Search the data for "Methylococcales" and copy every matching line.

BEGIN

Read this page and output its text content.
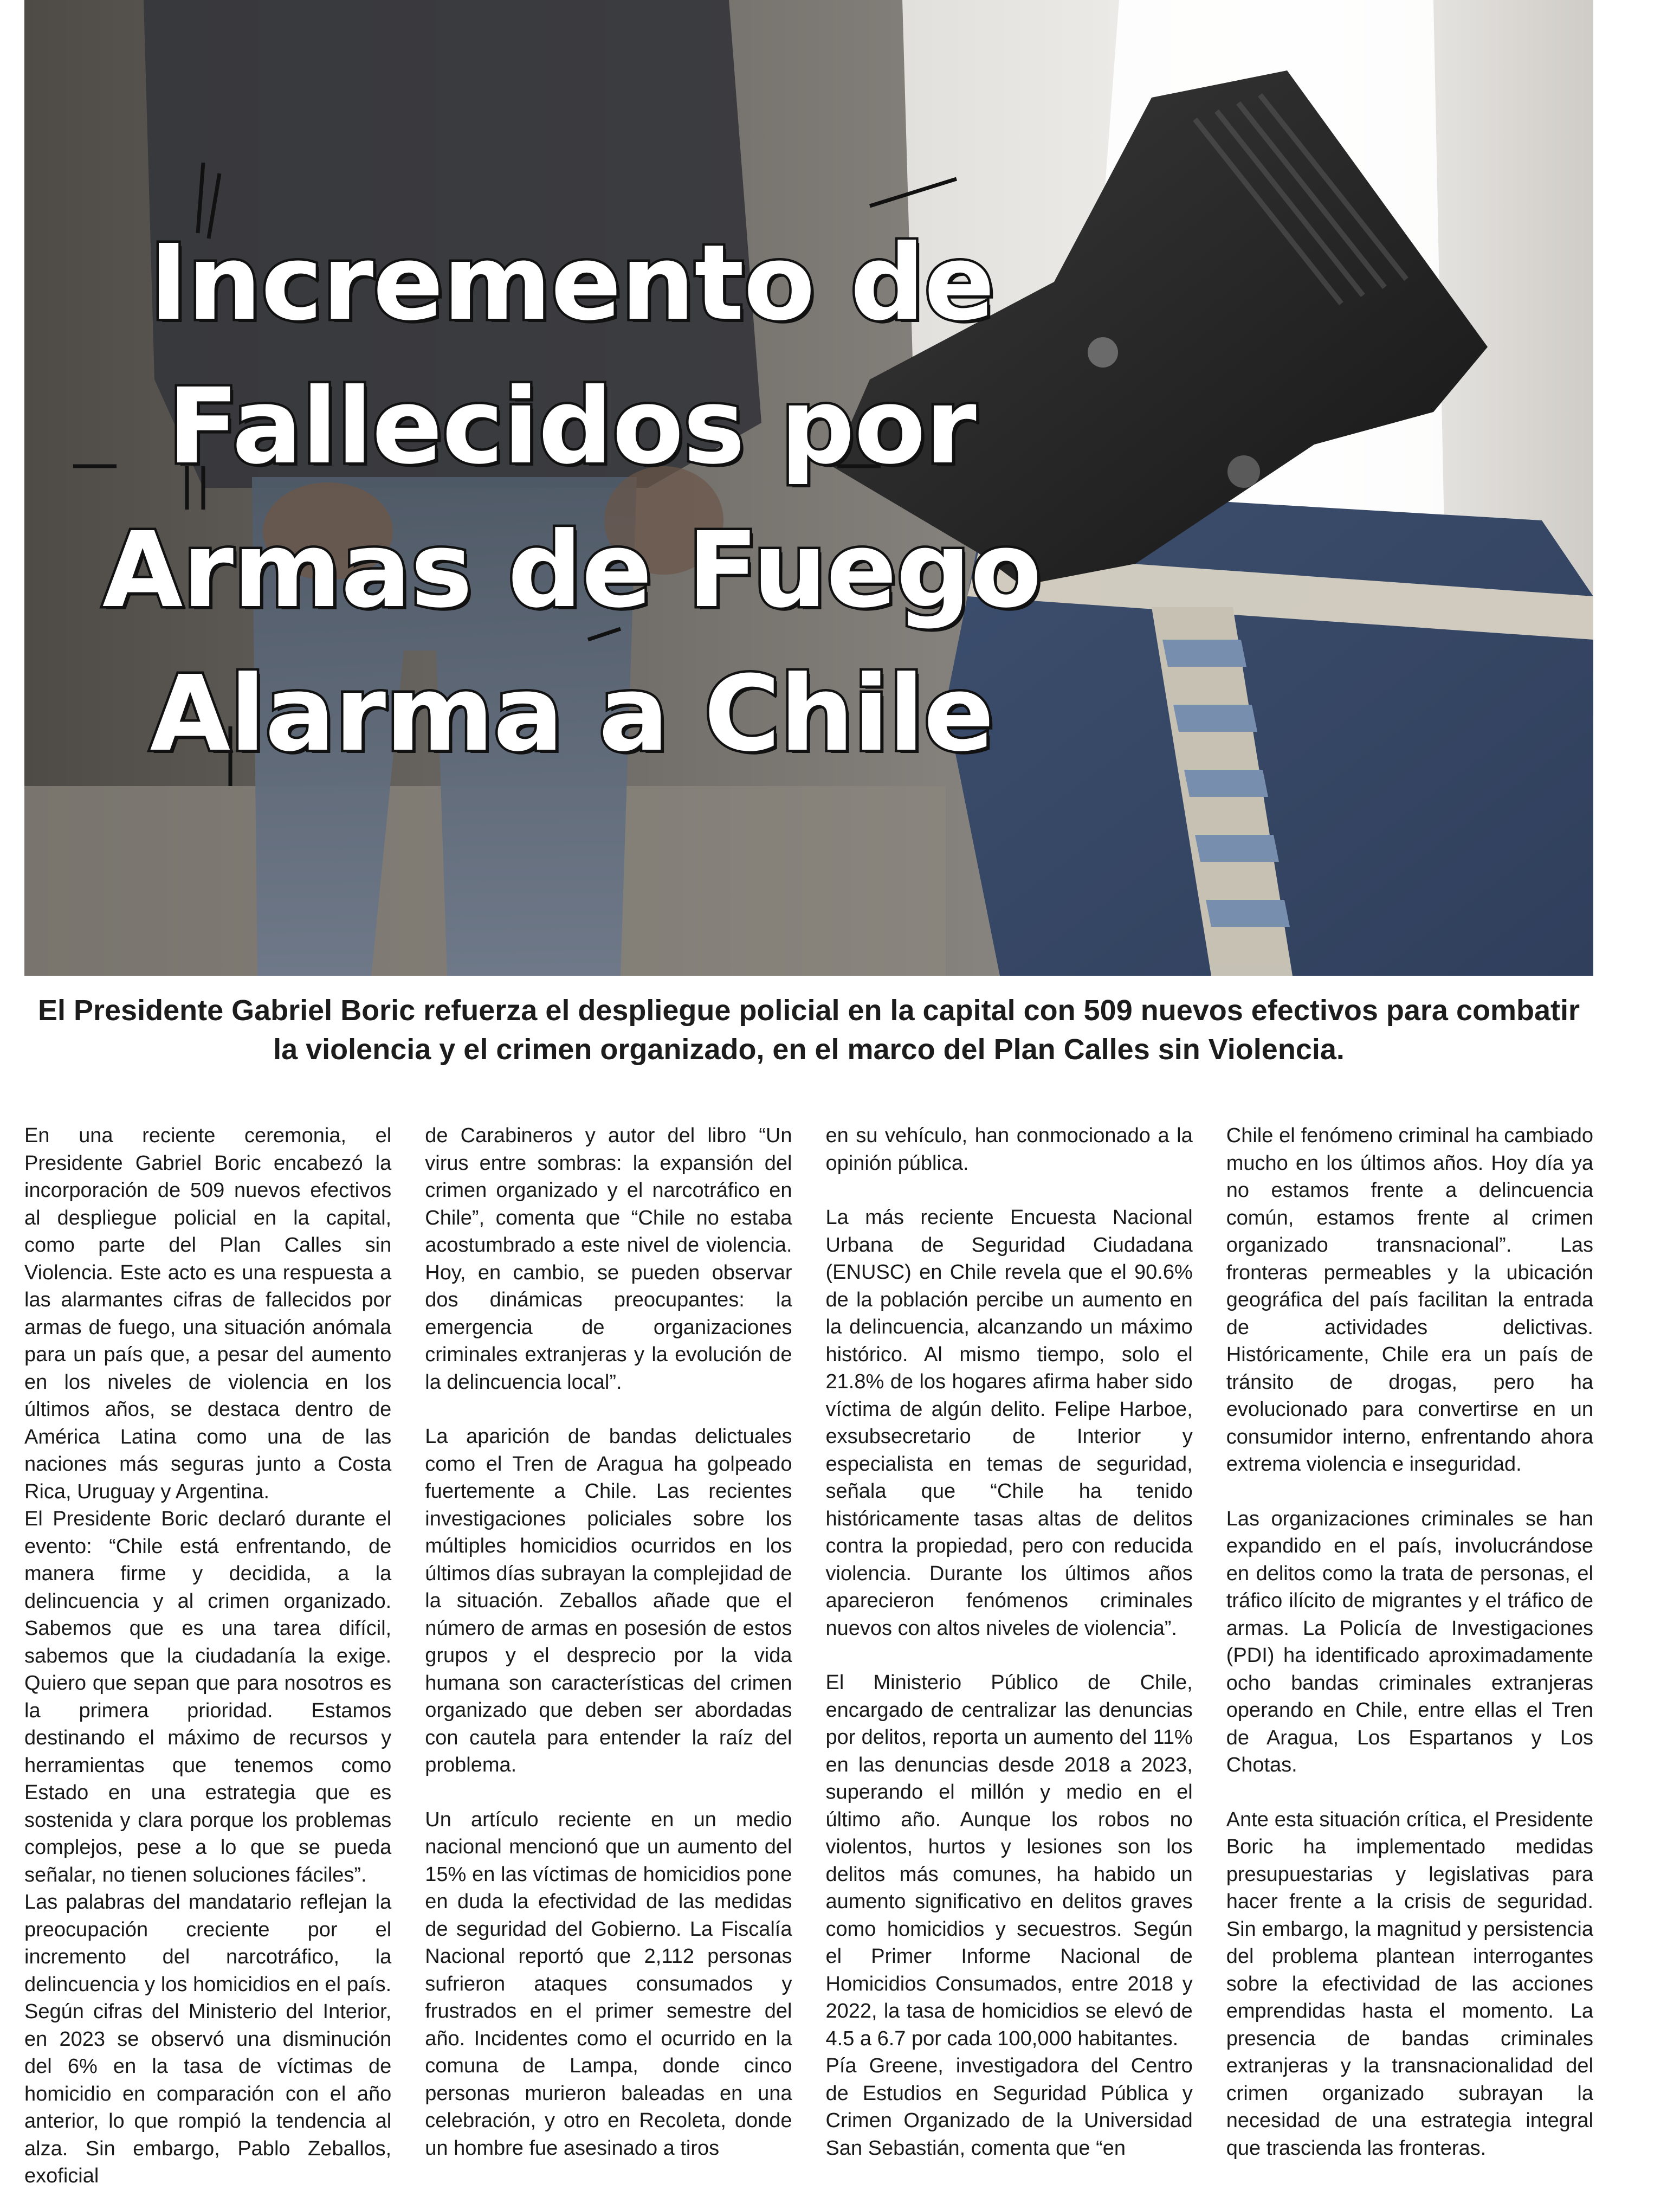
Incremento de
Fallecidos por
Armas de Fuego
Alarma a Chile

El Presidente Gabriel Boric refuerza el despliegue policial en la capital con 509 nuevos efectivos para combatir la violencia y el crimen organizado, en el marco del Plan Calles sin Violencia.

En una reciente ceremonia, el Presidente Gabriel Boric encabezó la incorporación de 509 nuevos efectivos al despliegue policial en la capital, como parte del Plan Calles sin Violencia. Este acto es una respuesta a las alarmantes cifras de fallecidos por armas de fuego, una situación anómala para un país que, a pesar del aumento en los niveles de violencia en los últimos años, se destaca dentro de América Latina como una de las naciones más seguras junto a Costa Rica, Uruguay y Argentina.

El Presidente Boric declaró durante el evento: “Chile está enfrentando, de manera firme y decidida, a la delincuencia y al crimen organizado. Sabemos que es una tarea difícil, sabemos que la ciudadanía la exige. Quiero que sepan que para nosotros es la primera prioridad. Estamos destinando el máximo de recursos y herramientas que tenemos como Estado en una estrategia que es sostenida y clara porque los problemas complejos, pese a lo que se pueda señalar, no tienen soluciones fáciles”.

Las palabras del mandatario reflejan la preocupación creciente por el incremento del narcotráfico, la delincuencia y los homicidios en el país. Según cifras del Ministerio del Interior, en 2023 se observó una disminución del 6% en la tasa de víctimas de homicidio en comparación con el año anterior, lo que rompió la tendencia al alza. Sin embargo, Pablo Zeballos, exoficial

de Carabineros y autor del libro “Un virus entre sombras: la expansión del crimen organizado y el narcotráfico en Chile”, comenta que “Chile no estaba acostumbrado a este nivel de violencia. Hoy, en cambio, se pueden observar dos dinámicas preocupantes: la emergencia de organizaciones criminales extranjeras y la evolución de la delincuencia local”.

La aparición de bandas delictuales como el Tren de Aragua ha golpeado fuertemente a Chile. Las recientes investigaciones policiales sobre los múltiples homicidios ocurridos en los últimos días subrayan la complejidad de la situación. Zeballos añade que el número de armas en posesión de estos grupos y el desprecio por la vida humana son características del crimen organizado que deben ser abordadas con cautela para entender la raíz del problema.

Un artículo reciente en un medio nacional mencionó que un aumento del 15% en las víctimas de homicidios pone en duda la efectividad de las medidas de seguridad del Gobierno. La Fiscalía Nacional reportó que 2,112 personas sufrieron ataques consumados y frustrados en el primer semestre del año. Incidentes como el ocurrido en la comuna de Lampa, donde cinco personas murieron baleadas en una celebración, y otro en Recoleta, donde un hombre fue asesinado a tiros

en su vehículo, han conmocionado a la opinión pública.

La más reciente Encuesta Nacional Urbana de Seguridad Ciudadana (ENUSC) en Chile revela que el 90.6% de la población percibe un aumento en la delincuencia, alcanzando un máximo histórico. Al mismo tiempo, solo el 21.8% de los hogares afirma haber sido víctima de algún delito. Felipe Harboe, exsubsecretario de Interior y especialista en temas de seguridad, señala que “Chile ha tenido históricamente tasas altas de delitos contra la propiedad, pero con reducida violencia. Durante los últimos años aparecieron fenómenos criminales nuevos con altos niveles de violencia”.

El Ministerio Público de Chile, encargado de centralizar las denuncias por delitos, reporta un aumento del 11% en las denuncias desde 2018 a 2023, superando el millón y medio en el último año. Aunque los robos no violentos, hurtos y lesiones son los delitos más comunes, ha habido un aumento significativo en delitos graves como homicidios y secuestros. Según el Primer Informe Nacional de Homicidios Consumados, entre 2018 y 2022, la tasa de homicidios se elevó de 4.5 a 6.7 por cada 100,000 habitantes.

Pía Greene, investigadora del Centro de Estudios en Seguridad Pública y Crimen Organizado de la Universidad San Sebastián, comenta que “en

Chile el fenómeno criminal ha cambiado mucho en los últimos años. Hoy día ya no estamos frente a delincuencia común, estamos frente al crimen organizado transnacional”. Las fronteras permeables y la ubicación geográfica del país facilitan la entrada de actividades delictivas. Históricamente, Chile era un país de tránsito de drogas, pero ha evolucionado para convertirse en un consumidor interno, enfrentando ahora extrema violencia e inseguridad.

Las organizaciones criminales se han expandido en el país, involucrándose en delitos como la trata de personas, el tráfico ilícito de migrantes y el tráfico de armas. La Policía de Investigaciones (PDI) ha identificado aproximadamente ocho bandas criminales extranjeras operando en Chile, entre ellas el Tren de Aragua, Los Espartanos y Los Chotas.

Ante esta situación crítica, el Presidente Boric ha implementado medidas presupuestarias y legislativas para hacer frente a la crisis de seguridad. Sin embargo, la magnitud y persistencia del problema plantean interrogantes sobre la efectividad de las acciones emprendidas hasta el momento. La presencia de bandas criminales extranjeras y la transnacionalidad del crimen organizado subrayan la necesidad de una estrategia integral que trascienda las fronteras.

END
BEGIN

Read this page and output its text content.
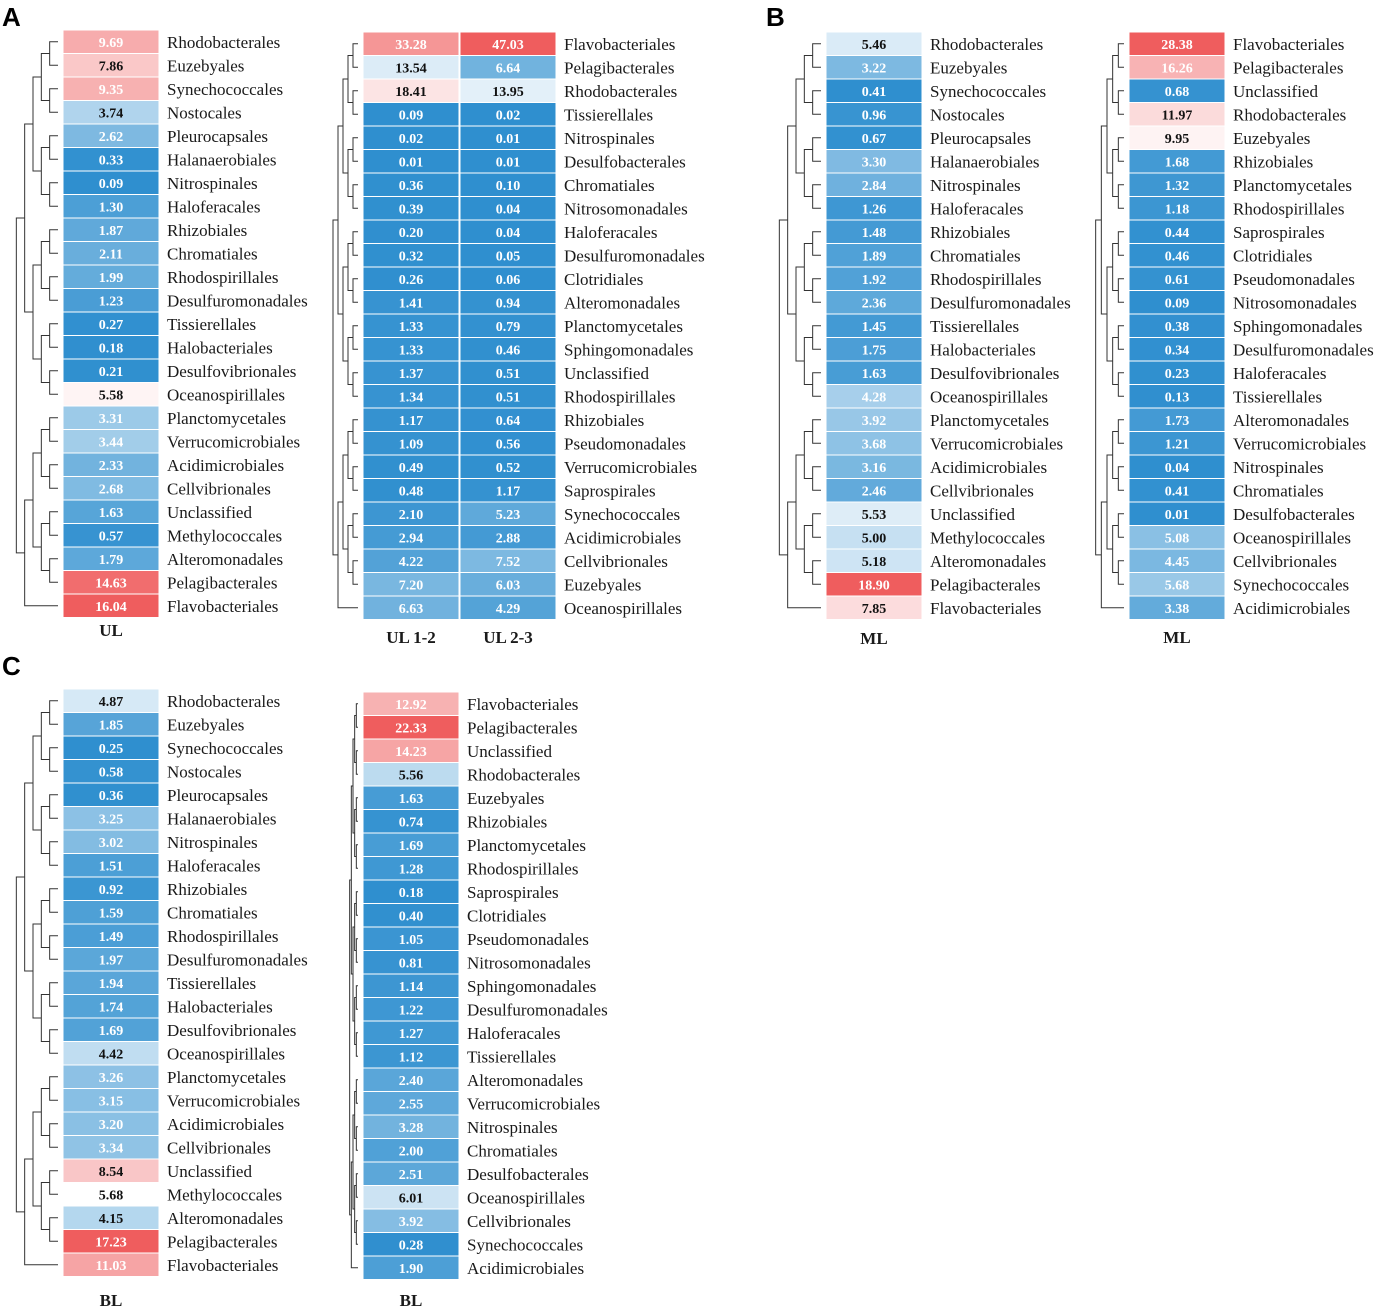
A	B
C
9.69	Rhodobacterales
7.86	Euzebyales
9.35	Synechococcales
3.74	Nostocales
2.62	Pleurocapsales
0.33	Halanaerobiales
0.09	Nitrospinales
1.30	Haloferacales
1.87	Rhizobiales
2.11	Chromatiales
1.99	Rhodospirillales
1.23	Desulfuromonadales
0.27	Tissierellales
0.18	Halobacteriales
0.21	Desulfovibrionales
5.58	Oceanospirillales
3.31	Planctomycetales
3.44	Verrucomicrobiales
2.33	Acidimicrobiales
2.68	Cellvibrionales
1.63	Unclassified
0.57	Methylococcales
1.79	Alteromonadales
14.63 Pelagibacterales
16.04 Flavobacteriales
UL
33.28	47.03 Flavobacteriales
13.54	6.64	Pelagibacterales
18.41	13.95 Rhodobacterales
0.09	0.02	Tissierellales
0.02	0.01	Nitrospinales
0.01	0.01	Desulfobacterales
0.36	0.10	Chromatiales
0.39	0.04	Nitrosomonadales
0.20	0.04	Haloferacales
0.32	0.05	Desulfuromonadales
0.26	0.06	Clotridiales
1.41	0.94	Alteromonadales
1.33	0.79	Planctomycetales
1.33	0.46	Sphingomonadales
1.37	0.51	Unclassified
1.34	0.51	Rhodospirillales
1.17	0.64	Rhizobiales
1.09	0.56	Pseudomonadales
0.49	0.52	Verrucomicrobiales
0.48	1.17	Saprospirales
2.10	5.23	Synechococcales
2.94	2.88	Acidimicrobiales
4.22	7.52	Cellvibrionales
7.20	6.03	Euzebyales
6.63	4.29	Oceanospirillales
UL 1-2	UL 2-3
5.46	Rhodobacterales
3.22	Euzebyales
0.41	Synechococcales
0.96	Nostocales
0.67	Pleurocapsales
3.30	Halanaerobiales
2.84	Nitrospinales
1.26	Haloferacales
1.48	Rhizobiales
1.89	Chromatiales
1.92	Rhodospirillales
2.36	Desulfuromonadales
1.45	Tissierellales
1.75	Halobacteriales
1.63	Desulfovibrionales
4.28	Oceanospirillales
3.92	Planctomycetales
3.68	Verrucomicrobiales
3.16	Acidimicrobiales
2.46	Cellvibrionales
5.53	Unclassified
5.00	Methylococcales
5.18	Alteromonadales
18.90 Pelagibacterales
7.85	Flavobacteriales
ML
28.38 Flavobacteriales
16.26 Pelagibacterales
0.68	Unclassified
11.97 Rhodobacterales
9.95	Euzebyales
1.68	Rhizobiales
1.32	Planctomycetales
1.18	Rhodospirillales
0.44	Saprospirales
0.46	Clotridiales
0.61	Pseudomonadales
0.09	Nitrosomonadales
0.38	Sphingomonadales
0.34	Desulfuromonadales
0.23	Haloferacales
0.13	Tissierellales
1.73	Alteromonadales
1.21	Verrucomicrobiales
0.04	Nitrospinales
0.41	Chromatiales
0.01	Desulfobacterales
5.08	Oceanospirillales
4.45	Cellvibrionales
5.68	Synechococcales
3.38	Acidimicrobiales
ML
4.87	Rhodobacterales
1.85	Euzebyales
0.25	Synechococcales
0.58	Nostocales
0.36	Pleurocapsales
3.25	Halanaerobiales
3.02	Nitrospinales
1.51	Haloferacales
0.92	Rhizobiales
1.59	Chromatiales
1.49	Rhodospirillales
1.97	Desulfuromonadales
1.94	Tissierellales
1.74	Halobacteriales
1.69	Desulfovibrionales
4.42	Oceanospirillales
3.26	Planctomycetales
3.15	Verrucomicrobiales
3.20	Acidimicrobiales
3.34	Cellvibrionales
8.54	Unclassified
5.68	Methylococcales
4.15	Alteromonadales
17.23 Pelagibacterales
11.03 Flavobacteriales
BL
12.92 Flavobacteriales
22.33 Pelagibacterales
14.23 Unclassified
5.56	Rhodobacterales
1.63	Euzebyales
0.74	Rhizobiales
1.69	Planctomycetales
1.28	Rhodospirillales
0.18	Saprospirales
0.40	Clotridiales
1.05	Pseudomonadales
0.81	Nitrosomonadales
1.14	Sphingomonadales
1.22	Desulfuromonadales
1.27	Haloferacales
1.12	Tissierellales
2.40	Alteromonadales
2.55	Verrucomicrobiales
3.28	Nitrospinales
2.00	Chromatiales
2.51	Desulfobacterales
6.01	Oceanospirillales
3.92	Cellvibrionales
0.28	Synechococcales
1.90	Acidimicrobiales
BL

END

__WRITTEN SOLUTION__:
0.57	Methylococcales
5.00	Methylococcales
5.68	Methylococcales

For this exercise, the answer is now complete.